Given exercise: Can you pull out each line of the data below that includes the word "cahaya"?

(Stored entries)
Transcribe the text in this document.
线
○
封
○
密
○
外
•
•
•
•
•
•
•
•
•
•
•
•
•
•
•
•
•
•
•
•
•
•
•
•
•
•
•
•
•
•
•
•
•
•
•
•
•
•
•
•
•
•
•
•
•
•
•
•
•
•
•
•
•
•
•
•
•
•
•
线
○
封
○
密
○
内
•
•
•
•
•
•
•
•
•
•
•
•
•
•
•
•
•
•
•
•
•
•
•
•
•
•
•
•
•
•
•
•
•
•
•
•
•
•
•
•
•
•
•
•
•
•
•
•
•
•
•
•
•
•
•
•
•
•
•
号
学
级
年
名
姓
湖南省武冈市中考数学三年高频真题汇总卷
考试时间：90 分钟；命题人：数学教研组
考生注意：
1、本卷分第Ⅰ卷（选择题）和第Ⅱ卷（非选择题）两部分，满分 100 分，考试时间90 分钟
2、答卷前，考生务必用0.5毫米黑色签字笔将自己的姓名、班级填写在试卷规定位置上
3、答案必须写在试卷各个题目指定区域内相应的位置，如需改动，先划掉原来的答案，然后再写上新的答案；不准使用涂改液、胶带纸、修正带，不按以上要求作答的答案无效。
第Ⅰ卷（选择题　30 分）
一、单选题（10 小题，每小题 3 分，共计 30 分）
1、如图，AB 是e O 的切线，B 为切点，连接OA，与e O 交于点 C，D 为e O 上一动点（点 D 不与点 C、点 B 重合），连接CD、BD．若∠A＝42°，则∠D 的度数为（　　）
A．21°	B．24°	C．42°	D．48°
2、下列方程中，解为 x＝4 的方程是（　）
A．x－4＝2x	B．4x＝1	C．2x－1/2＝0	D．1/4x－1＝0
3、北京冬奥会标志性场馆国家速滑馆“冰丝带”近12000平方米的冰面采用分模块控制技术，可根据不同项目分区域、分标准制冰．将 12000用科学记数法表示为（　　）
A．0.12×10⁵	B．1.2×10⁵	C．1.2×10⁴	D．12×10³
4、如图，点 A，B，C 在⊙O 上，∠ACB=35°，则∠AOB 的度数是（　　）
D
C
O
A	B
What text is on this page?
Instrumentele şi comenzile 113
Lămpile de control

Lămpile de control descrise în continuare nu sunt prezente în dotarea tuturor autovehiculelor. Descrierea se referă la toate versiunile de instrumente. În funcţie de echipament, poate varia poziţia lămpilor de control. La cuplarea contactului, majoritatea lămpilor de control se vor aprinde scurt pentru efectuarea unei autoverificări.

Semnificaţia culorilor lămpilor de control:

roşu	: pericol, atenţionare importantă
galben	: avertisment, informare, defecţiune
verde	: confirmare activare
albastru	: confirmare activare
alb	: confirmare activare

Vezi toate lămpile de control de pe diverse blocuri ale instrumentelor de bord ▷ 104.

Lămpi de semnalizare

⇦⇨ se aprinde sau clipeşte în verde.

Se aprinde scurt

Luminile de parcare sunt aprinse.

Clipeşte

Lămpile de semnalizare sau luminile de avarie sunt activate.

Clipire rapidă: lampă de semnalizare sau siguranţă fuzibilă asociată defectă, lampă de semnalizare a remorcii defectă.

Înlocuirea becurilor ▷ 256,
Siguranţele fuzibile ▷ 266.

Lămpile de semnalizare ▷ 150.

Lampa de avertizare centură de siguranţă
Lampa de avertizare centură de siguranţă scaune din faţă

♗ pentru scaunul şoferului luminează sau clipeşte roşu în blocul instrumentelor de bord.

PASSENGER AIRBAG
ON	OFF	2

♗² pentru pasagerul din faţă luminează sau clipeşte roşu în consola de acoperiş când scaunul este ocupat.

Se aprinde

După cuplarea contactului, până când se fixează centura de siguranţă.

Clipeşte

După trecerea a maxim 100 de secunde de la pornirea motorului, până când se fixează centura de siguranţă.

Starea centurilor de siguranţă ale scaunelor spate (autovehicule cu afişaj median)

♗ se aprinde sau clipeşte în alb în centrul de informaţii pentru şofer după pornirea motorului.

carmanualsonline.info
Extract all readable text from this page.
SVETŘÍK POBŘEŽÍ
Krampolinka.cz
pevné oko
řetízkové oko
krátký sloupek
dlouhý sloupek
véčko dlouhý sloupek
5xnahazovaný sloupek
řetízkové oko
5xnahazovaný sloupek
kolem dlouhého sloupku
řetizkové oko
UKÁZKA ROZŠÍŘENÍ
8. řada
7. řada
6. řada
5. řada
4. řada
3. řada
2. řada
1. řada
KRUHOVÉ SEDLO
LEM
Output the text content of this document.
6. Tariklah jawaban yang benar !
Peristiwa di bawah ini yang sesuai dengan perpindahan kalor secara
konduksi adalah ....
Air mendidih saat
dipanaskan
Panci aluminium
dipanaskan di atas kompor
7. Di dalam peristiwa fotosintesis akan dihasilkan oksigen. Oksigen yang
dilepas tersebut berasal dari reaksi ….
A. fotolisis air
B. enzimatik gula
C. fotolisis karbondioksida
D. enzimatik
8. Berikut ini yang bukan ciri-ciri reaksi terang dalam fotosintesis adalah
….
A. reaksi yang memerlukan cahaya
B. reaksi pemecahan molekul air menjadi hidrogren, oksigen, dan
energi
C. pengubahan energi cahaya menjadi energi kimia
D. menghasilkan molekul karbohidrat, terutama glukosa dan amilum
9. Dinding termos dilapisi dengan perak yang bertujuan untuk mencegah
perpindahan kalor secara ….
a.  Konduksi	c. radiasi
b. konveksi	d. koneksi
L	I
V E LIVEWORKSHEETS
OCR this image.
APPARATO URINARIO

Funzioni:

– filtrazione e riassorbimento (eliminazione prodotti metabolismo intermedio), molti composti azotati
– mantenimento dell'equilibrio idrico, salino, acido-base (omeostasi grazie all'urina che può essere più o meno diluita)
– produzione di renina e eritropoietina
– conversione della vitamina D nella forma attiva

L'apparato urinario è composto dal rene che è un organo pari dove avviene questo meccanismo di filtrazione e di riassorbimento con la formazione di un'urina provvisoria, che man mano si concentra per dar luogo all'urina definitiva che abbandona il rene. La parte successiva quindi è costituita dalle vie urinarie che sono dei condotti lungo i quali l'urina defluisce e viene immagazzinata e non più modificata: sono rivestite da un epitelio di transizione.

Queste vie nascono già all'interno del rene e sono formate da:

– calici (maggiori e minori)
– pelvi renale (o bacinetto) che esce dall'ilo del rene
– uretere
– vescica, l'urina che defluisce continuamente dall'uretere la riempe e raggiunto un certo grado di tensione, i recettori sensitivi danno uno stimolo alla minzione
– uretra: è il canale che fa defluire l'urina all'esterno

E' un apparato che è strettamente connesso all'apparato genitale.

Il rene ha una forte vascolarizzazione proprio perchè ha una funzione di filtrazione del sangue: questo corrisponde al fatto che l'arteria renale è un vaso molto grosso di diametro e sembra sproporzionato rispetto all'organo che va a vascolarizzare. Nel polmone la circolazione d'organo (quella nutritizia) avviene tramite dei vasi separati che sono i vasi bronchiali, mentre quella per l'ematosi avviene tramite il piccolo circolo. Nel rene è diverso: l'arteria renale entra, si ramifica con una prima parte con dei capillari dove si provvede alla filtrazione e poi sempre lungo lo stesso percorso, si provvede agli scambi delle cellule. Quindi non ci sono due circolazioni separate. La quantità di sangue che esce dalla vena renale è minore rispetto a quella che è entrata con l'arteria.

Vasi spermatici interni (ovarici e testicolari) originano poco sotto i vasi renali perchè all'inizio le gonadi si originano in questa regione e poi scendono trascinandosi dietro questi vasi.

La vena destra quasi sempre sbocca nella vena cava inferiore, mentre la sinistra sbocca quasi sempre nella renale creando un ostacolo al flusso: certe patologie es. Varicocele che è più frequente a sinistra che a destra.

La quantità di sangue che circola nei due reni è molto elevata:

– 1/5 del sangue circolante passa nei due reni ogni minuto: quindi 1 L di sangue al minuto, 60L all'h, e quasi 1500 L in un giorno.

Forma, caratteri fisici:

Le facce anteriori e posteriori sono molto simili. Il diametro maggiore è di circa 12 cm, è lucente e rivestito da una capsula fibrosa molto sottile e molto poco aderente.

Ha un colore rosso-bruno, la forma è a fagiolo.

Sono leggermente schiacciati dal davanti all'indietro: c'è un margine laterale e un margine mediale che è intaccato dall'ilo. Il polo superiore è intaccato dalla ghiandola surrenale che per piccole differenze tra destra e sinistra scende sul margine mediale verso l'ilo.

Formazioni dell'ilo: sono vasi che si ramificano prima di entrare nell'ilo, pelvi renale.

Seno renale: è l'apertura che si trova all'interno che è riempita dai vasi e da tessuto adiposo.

Task solution:
A. reaksi yang memerlukan cahaya
C. pengubahan energi cahaya menjadi energi kimia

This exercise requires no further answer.